— Begin Dataset entries —
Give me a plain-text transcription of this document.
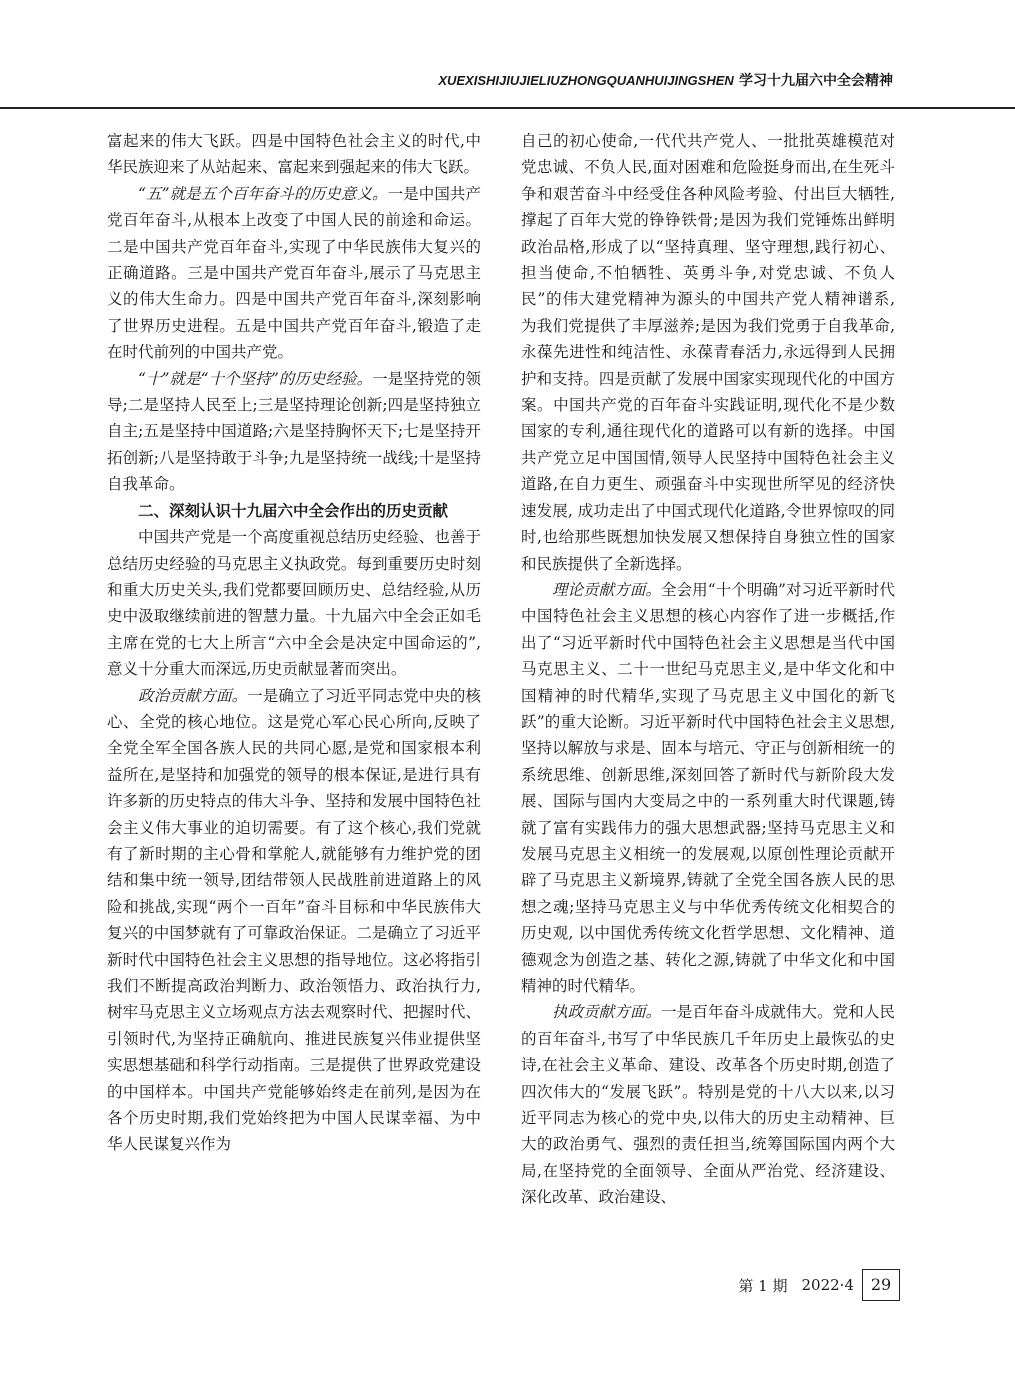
XUEXISHIJIUJIELIUZHONGQUANHUIJINGSHEN 学习十九届六中全会精神

富起来的伟大飞跃。四是中国特色社会主义的时代,中华民族迎来了从站起来、富起来到强起来的伟大飞跃。

“五”就是五个百年奋斗的历史意义。一是中国共产党百年奋斗,从根本上改变了中国人民的前途和命运。二是中国共产党百年奋斗,实现了中华民族伟大复兴的正确道路。三是中国共产党百年奋斗,展示了马克思主义的伟大生命力。四是中国共产党百年奋斗,深刻影响了世界历史进程。五是中国共产党百年奋斗,锻造了走在时代前列的中国共产党。

“十”就是“十个坚持”的历史经验。一是坚持党的领导;二是坚持人民至上;三是坚持理论创新;四是坚持独立自主;五是坚持中国道路;六是坚持胸怀天下;七是坚持开拓创新;八是坚持敢于斗争;九是坚持统一战线;十是坚持自我革命。

二、深刻认识十九届六中全会作出的历史贡献

中国共产党是一个高度重视总结历史经验、也善于总结历史经验的马克思主义执政党。每到重要历史时刻和重大历史关头,我们党都要回顾历史、总结经验,从历史中汲取继续前进的智慧力量。十九届六中全会正如毛主席在党的七大上所言“六中全会是决定中国命运的”,意义十分重大而深远,历史贡献显著而突出。

政治贡献方面。一是确立了习近平同志党中央的核心、全党的核心地位。这是党心军心民心所向,反映了全党全军全国各族人民的共同心愿,是党和国家根本利益所在,是坚持和加强党的领导的根本保证,是进行具有许多新的历史特点的伟大斗争、坚持和发展中国特色社会主义伟大事业的迫切需要。有了这个核心,我们党就有了新时期的主心骨和掌舵人,就能够有力维护党的团结和集中统一领导,团结带领人民战胜前进道路上的风险和挑战,实现“两个一百年”奋斗目标和中华民族伟大复兴的中国梦就有了可靠政治保证。二是确立了习近平新时代中国特色社会主义思想的指导地位。这必将指引我们不断提高政治判断力、政治领悟力、政治执行力,树牢马克思主义立场观点方法去观察时代、把握时代、引领时代,为坚持正确航向、推进民族复兴伟业提供坚实思想基础和科学行动指南。三是提供了世界政党建设的中国样本。中国共产党能够始终走在前列,是因为在各个历史时期,我们党始终把为中国人民谋幸福、为中华人民谋复兴作为

自己的初心使命,一代代共产党人、一批批英雄模范对党忠诚、不负人民,面对困难和危险挺身而出,在生死斗争和艰苦奋斗中经受住各种风险考验、付出巨大牺牲,撑起了百年大党的铮铮铁骨;是因为我们党锤炼出鲜明政治品格,形成了以“坚持真理、坚守理想,践行初心、担当使命,不怕牺牲、英勇斗争,对党忠诚、不负人民”的伟大建党精神为源头的中国共产党人精神谱系, 为我们党提供了丰厚滋养;是因为我们党勇于自我革命,永葆先进性和纯洁性、永葆青春活力,永远得到人民拥护和支持。四是贡献了发展中国家实现现代化的中国方案。中国共产党的百年奋斗实践证明,现代化不是少数国家的专利,通往现代化的道路可以有新的选择。中国共产党立足中国国情,领导人民坚持中国特色社会主义道路,在自力更生、顽强奋斗中实现世所罕见的经济快速发展, 成功走出了中国式现代化道路,令世界惊叹的同时,也给那些既想加快发展又想保持自身独立性的国家和民族提供了全新选择。

理论贡献方面。全会用“十个明确”对习近平新时代中国特色社会主义思想的核心内容作了进一步概括,作出了“习近平新时代中国特色社会主义思想是当代中国马克思主义、二十一世纪马克思主义,是中华文化和中国精神的时代精华,实现了马克思主义中国化的新飞跃”的重大论断。习近平新时代中国特色社会主义思想, 坚持以解放与求是、固本与培元、守正与创新相统一的系统思维、创新思维,深刻回答了新时代与新阶段大发展、国际与国内大变局之中的一系列重大时代课题,铸就了富有实践伟力的强大思想武器;坚持马克思主义和发展马克思主义相统一的发展观,以原创性理论贡献开辟了马克思主义新境界,铸就了全党全国各族人民的思想之魂;坚持马克思主义与中华优秀传统文化相契合的历史观, 以中国优秀传统文化哲学思想、文化精神、道德观念为创造之基、转化之源,铸就了中华文化和中国精神的时代精华。

执政贡献方面。一是百年奋斗成就伟大。党和人民的百年奋斗,书写了中华民族几千年历史上最恢弘的史诗,在社会主义革命、建设、改革各个历史时期,创造了四次伟大的“发展飞跃”。特别是党的十八大以来,以习近平同志为核心的党中央,以伟大的历史主动精神、巨大的政治勇气、强烈的责任担当,统筹国际国内两个大局,在坚持党的全面领导、全面从严治党、经济建设、深化改革、政治建设、

第 1 期 2022·4	29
— End Dataset entries —
■ **Set exercise**: Retype the data above exactly; pictures are not part of the copy.

■ **Task result**:
Give me a plain-text transcription of this document.
XUEXISHIJIUJIELIUZHONGQUANHUIJINGSHEN 学习十九届六中全会精神

富起来的伟大飞跃。四是中国特色社会主义的时代,中华民族迎来了从站起来、富起来到强起来的伟大飞跃。

“五”就是五个百年奋斗的历史意义。一是中国共产党百年奋斗,从根本上改变了中国人民的前途和命运。二是中国共产党百年奋斗,实现了中华民族伟大复兴的正确道路。三是中国共产党百年奋斗,展示了马克思主义的伟大生命力。四是中国共产党百年奋斗,深刻影响了世界历史进程。五是中国共产党百年奋斗,锻造了走在时代前列的中国共产党。

“十”就是“十个坚持”的历史经验。一是坚持党的领导;二是坚持人民至上;三是坚持理论创新;四是坚持独立自主;五是坚持中国道路;六是坚持胸怀天下;七是坚持开拓创新;八是坚持敢于斗争;九是坚持统一战线;十是坚持自我革命。

二、深刻认识十九届六中全会作出的历史贡献

中国共产党是一个高度重视总结历史经验、也善于总结历史经验的马克思主义执政党。每到重要历史时刻和重大历史关头,我们党都要回顾历史、总结经验,从历史中汲取继续前进的智慧力量。十九届六中全会正如毛主席在党的七大上所言“六中全会是决定中国命运的”,意义十分重大而深远,历史贡献显著而突出。

政治贡献方面。一是确立了习近平同志党中央的核心、全党的核心地位。这是党心军心民心所向,反映了全党全军全国各族人民的共同心愿,是党和国家根本利益所在,是坚持和加强党的领导的根本保证,是进行具有许多新的历史特点的伟大斗争、坚持和发展中国特色社会主义伟大事业的迫切需要。有了这个核心,我们党就有了新时期的主心骨和掌舵人,就能够有力维护党的团结和集中统一领导,团结带领人民战胜前进道路上的风险和挑战,实现“两个一百年”奋斗目标和中华民族伟大复兴的中国梦就有了可靠政治保证。二是确立了习近平新时代中国特色社会主义思想的指导地位。这必将指引我们不断提高政治判断力、政治领悟力、政治执行力,树牢马克思主义立场观点方法去观察时代、把握时代、引领时代,为坚持正确航向、推进民族复兴伟业提供坚实思想基础和科学行动指南。三是提供了世界政党建设的中国样本。中国共产党能够始终走在前列,是因为在各个历史时期,我们党始终把为中国人民谋幸福、为中华人民谋复兴作为

自己的初心使命,一代代共产党人、一批批英雄模范对党忠诚、不负人民,面对困难和危险挺身而出,在生死斗争和艰苦奋斗中经受住各种风险考验、付出巨大牺牲,撑起了百年大党的铮铮铁骨;是因为我们党锤炼出鲜明政治品格,形成了以“坚持真理、坚守理想,践行初心、担当使命,不怕牺牲、英勇斗争,对党忠诚、不负人民”的伟大建党精神为源头的中国共产党人精神谱系, 为我们党提供了丰厚滋养;是因为我们党勇于自我革命,永葆先进性和纯洁性、永葆青春活力,永远得到人民拥护和支持。四是贡献了发展中国家实现现代化的中国方案。中国共产党的百年奋斗实践证明,现代化不是少数国家的专利,通往现代化的道路可以有新的选择。中国共产党立足中国国情,领导人民坚持中国特色社会主义道路,在自力更生、顽强奋斗中实现世所罕见的经济快速发展, 成功走出了中国式现代化道路,令世界惊叹的同时,也给那些既想加快发展又想保持自身独立性的国家和民族提供了全新选择。

理论贡献方面。全会用“十个明确”对习近平新时代中国特色社会主义思想的核心内容作了进一步概括,作出了“习近平新时代中国特色社会主义思想是当代中国马克思主义、二十一世纪马克思主义,是中华文化和中国精神的时代精华,实现了马克思主义中国化的新飞跃”的重大论断。习近平新时代中国特色社会主义思想, 坚持以解放与求是、固本与培元、守正与创新相统一的系统思维、创新思维,深刻回答了新时代与新阶段大发展、国际与国内大变局之中的一系列重大时代课题,铸就了富有实践伟力的强大思想武器;坚持马克思主义和发展马克思主义相统一的发展观,以原创性理论贡献开辟了马克思主义新境界,铸就了全党全国各族人民的思想之魂;坚持马克思主义与中华优秀传统文化相契合的历史观, 以中国优秀传统文化哲学思想、文化精神、道德观念为创造之基、转化之源,铸就了中华文化和中国精神的时代精华。

执政贡献方面。一是百年奋斗成就伟大。党和人民的百年奋斗,书写了中华民族几千年历史上最恢弘的史诗,在社会主义革命、建设、改革各个历史时期,创造了四次伟大的“发展飞跃”。特别是党的十八大以来,以习近平同志为核心的党中央,以伟大的历史主动精神、巨大的政治勇气、强烈的责任担当,统筹国际国内两个大局,在坚持党的全面领导、全面从严治党、经济建设、深化改革、政治建设、

第 1 期 2022·4	29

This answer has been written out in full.